# Set problem
Filter the entries that follow, copying every line in which the word "from" appears.

# Listing

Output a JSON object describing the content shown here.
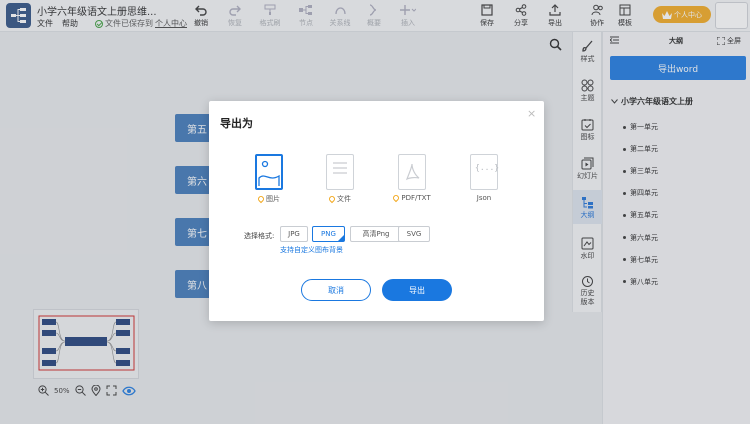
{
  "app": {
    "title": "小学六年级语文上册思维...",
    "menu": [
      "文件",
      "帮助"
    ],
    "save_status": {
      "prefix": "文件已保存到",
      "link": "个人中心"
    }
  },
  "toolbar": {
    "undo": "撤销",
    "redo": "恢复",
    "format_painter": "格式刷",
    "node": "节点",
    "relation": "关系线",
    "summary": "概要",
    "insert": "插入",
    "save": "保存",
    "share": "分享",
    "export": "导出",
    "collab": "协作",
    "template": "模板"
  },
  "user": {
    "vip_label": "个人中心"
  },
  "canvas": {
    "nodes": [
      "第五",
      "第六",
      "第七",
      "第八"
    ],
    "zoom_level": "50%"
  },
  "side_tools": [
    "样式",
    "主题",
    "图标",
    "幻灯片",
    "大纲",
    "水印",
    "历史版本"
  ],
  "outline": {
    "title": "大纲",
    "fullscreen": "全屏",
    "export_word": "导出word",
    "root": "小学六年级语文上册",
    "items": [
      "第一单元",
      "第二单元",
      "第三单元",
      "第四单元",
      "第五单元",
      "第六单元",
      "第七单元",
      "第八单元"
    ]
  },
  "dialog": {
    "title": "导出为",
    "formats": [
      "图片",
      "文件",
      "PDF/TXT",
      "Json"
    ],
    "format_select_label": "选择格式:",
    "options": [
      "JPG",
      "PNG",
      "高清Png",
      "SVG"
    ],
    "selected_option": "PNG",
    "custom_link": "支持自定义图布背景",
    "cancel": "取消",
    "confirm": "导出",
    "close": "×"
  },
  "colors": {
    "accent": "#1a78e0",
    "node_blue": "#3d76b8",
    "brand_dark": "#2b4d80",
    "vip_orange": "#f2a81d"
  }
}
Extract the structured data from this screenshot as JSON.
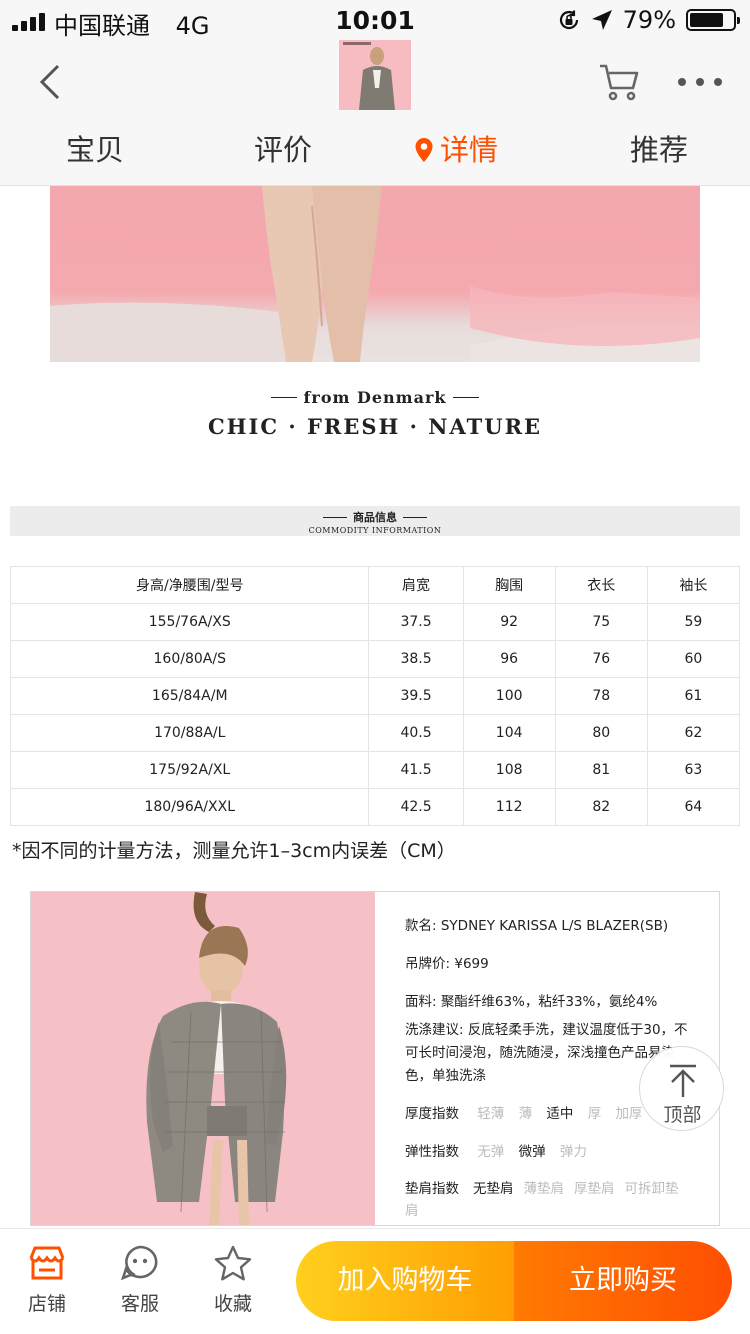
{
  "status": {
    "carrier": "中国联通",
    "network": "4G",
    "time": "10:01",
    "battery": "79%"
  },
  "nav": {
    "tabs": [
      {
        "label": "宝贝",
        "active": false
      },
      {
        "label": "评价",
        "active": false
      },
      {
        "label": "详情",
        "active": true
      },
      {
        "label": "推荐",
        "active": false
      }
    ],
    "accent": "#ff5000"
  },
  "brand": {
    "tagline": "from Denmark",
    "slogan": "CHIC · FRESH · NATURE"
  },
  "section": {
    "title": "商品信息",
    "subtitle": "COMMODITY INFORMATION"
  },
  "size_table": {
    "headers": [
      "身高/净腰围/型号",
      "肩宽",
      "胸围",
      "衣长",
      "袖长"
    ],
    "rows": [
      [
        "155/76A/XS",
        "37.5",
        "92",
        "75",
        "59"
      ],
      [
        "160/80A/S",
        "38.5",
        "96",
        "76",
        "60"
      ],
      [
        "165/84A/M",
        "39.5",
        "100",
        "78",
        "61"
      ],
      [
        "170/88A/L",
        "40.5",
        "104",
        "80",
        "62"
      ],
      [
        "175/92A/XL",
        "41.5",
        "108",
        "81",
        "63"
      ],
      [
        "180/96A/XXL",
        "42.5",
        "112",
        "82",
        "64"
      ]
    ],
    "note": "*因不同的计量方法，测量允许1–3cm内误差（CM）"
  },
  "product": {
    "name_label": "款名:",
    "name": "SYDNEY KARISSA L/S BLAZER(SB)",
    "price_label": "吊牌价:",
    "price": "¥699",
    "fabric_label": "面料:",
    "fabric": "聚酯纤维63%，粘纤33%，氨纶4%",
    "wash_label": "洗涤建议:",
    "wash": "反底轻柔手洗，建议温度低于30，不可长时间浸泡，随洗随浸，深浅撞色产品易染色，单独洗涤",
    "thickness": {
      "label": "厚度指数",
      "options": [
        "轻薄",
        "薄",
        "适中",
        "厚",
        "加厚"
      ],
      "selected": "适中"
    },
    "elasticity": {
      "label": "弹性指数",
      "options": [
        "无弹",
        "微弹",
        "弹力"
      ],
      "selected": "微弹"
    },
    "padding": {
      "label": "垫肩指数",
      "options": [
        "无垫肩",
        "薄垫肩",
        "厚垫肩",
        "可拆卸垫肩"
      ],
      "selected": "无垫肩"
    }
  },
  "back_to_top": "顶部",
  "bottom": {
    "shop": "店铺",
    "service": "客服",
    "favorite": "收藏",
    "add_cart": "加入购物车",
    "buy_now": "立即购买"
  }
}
==
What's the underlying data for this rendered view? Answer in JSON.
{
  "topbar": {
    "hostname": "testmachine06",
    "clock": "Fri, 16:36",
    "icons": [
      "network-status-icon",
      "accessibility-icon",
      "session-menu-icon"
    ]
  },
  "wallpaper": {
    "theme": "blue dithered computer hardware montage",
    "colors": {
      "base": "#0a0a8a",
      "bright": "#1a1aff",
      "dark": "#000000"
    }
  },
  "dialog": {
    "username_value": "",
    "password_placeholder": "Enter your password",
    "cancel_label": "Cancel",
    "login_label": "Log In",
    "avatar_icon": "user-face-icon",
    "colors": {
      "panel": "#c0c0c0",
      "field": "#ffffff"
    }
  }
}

# Written response
Extract the structured data from this screenshot as JSON.
    "tagline": "from Denmark",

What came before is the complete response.